▶ The exercise: Print every item below verbatim, character for character, with nothing changed.
Entries supplied start
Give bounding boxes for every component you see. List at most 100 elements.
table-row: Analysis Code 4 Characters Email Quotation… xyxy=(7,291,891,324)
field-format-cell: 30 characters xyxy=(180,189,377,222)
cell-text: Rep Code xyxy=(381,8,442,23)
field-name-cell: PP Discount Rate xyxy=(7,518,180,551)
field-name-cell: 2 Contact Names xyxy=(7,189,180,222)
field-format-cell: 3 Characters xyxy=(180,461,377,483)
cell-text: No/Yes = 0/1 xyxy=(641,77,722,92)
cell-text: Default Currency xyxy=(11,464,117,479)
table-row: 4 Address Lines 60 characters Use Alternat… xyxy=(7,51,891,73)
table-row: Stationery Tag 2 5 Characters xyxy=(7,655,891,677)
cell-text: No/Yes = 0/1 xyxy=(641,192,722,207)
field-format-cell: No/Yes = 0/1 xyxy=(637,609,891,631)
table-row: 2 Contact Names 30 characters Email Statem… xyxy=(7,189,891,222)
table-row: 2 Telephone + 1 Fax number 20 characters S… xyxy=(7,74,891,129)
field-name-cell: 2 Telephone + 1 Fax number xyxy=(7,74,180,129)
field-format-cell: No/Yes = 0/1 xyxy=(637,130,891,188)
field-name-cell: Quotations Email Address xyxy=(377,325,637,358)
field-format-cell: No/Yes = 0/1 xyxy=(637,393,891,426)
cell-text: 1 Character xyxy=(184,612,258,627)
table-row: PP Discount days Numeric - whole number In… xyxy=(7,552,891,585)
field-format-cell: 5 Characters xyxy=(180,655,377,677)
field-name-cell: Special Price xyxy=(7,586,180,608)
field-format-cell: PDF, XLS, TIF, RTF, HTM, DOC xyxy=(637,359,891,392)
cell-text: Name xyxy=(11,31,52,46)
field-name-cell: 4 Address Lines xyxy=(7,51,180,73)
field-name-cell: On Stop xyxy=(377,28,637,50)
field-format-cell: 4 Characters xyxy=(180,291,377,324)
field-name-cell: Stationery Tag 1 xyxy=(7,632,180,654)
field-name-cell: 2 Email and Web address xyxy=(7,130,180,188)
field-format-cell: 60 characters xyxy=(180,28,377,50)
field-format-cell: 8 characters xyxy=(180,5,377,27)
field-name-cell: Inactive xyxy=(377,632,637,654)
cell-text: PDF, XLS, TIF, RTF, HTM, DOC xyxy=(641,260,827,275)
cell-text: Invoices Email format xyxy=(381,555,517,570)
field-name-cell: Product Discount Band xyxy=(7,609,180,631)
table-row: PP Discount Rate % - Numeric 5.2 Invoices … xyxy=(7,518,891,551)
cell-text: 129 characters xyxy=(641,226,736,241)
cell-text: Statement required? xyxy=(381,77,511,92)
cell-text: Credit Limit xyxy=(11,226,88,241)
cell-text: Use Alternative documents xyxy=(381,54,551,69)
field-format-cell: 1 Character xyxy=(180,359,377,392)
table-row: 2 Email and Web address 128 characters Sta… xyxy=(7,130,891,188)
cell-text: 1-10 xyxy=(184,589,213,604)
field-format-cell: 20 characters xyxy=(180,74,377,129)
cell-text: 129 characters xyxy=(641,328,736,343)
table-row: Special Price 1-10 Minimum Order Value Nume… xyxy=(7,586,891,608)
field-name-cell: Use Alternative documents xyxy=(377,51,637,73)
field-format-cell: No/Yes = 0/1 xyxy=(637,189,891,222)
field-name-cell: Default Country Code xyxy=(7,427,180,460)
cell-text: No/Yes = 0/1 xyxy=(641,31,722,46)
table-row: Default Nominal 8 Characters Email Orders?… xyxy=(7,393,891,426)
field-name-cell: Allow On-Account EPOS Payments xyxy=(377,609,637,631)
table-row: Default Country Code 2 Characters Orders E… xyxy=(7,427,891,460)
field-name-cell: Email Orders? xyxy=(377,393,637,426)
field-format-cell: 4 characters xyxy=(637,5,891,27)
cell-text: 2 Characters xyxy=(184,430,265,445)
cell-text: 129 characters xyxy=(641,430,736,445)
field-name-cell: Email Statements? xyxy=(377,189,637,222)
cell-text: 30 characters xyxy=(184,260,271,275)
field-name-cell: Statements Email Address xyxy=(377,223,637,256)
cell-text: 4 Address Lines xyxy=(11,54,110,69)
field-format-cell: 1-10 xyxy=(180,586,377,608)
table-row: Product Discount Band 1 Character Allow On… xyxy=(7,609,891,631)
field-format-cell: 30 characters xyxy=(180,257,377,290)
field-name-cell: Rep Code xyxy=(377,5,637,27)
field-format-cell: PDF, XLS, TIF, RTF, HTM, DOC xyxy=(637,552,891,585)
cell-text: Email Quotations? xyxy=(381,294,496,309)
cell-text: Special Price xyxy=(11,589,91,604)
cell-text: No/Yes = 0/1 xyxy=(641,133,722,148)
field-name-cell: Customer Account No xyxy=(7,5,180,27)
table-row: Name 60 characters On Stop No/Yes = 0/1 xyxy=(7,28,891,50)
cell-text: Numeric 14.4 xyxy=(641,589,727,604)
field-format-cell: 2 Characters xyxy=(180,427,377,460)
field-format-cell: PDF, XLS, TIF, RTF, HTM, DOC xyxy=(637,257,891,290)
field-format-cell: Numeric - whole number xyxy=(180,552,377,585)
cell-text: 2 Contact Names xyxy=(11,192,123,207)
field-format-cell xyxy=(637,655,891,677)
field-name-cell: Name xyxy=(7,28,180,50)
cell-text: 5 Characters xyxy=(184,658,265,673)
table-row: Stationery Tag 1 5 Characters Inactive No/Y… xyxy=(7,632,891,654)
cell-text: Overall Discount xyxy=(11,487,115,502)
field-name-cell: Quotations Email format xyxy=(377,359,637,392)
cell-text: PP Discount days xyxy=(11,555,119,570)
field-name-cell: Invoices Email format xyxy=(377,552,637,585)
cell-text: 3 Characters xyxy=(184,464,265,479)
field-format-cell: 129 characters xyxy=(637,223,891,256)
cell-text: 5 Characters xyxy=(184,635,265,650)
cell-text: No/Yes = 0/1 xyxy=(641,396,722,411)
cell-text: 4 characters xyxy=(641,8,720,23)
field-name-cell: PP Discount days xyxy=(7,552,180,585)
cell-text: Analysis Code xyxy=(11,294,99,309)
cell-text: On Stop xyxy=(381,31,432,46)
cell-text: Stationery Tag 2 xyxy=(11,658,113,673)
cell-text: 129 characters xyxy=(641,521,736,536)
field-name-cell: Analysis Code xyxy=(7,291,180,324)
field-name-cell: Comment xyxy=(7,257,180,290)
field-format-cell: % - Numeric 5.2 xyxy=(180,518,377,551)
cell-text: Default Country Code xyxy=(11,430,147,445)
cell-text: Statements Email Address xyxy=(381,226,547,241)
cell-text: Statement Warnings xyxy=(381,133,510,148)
Entries supplied end
▶ Output below:
Give bounding boxes for every component you see. List at most 100 elements.
table-row: Analysis Code 4 Characters Email Quotation… xyxy=(7,291,891,324)
field-format-cell: 30 characters xyxy=(180,189,377,222)
cell-text: Rep Code xyxy=(381,8,442,23)
field-name-cell: PP Discount Rate xyxy=(7,518,180,551)
field-name-cell: 2 Contact Names xyxy=(7,189,180,222)
field-format-cell: 3 Characters xyxy=(180,461,377,483)
cell-text: No/Yes = 0/1 xyxy=(641,77,722,92)
cell-text: Default Currency xyxy=(11,464,117,479)
table-row: 4 Address Lines 60 characters Use Alternat… xyxy=(7,51,891,73)
table-row: Stationery Tag 2 5 Characters xyxy=(7,655,891,677)
cell-text: No/Yes = 0/1 xyxy=(641,192,722,207)
field-format-cell: No/Yes = 0/1 xyxy=(637,609,891,631)
table-row: 2 Contact Names 30 characters Email Statem… xyxy=(7,189,891,222)
table-row: 2 Telephone + 1 Fax number 20 characters S… xyxy=(7,74,891,129)
field-name-cell: 2 Telephone + 1 Fax number xyxy=(7,74,180,129)
field-format-cell: No/Yes = 0/1 xyxy=(637,130,891,188)
field-name-cell: Quotations Email Address xyxy=(377,325,637,358)
field-format-cell: No/Yes = 0/1 xyxy=(637,393,891,426)
cell-text: 1 Character xyxy=(184,612,258,627)
table-row: PP Discount days Numeric - whole number In… xyxy=(7,552,891,585)
field-format-cell: 5 Characters xyxy=(180,655,377,677)
field-name-cell: Special Price xyxy=(7,586,180,608)
field-format-cell: PDF, XLS, TIF, RTF, HTM, DOC xyxy=(637,359,891,392)
cell-text: Name xyxy=(11,31,52,46)
field-name-cell: 4 Address Lines xyxy=(7,51,180,73)
field-name-cell: On Stop xyxy=(377,28,637,50)
field-format-cell: 4 Characters xyxy=(180,291,377,324)
field-name-cell: Stationery Tag 1 xyxy=(7,632,180,654)
field-name-cell: 2 Email and Web address xyxy=(7,130,180,188)
field-format-cell: 60 characters xyxy=(180,28,377,50)
field-format-cell: 8 characters xyxy=(180,5,377,27)
field-name-cell: Inactive xyxy=(377,632,637,654)
cell-text: PDF, XLS, TIF, RTF, HTM, DOC xyxy=(641,260,827,275)
cell-text: Invoices Email format xyxy=(381,555,517,570)
field-name-cell: Product Discount Band xyxy=(7,609,180,631)
table-row: PP Discount Rate % - Numeric 5.2 Invoices … xyxy=(7,518,891,551)
cell-text: 129 characters xyxy=(641,226,736,241)
cell-text: Statement required? xyxy=(381,77,511,92)
cell-text: Credit Limit xyxy=(11,226,88,241)
cell-text: Use Alternative documents xyxy=(381,54,551,69)
field-format-cell: 1 Character xyxy=(180,359,377,392)
table-row: 2 Email and Web address 128 characters Sta… xyxy=(7,130,891,188)
cell-text: 1-10 xyxy=(184,589,213,604)
field-format-cell: 20 characters xyxy=(180,74,377,129)
cell-text: 129 characters xyxy=(641,328,736,343)
table-row: Special Price 1-10 Minimum Order Value Nume… xyxy=(7,586,891,608)
field-name-cell: Use Alternative documents xyxy=(377,51,637,73)
field-format-cell: No/Yes = 0/1 xyxy=(637,189,891,222)
field-name-cell: Default Country Code xyxy=(7,427,180,460)
cell-text: No/Yes = 0/1 xyxy=(641,31,722,46)
table-row: Default Nominal 8 Characters Email Orders?… xyxy=(7,393,891,426)
field-name-cell: Allow On-Account EPOS Payments xyxy=(377,609,637,631)
table-row: Default Country Code 2 Characters Orders E… xyxy=(7,427,891,460)
field-name-cell: Email Orders? xyxy=(377,393,637,426)
field-format-cell: 4 characters xyxy=(637,5,891,27)
cell-text: 2 Characters xyxy=(184,430,265,445)
cell-text: 129 characters xyxy=(641,430,736,445)
field-name-cell: Email Statements? xyxy=(377,189,637,222)
cell-text: 30 characters xyxy=(184,260,271,275)
field-name-cell: Statements Email Address xyxy=(377,223,637,256)
cell-text: 4 Address Lines xyxy=(11,54,110,69)
field-format-cell: 1-10 xyxy=(180,586,377,608)
table-row: Product Discount Band 1 Character Allow On… xyxy=(7,609,891,631)
field-format-cell: 30 characters xyxy=(180,257,377,290)
field-name-cell: Rep Code xyxy=(377,5,637,27)
field-format-cell: PDF, XLS, TIF, RTF, HTM, DOC xyxy=(637,552,891,585)
cell-text: Email Quotations? xyxy=(381,294,496,309)
cell-text: Special Price xyxy=(11,589,91,604)
cell-text: No/Yes = 0/1 xyxy=(641,133,722,148)
field-name-cell: Customer Account No xyxy=(7,5,180,27)
table-row: Name 60 characters On Stop No/Yes = 0/1 xyxy=(7,28,891,50)
cell-text: Numeric 14.4 xyxy=(641,589,727,604)
field-format-cell: 2 Characters xyxy=(180,427,377,460)
field-format-cell: PDF, XLS, TIF, RTF, HTM, DOC xyxy=(637,257,891,290)
field-format-cell: Numeric - whole number xyxy=(180,552,377,585)
cell-text: 2 Contact Names xyxy=(11,192,123,207)
field-format-cell xyxy=(637,655,891,677)
field-name-cell: Name xyxy=(7,28,180,50)
cell-text: 5 Characters xyxy=(184,658,265,673)
table-row: Stationery Tag 1 5 Characters Inactive No/Y… xyxy=(7,632,891,654)
cell-text: Overall Discount xyxy=(11,487,115,502)
field-name-cell: Quotations Email format xyxy=(377,359,637,392)
cell-text: PP Discount days xyxy=(11,555,119,570)
field-name-cell: Invoices Email format xyxy=(377,552,637,585)
cell-text: 3 Characters xyxy=(184,464,265,479)
field-format-cell: 129 characters xyxy=(637,223,891,256)
cell-text: 5 Characters xyxy=(184,635,265,650)
cell-text: No/Yes = 0/1 xyxy=(641,396,722,411)
cell-text: 4 characters xyxy=(641,8,720,23)
field-name-cell: PP Discount days xyxy=(7,552,180,585)
cell-text: Analysis Code xyxy=(11,294,99,309)
cell-text: On Stop xyxy=(381,31,432,46)
cell-text: Stationery Tag 2 xyxy=(11,658,113,673)
cell-text: 129 characters xyxy=(641,521,736,536)
field-name-cell: Analysis Code xyxy=(7,291,180,324)
field-name-cell: Comment xyxy=(7,257,180,290)
field-format-cell: % - Numeric 5.2 xyxy=(180,518,377,551)
cell-text: Default Country Code xyxy=(11,430,147,445)
cell-text: Statements Email Address xyxy=(381,226,547,241)
cell-text: Statement Warnings xyxy=(381,133,510,148)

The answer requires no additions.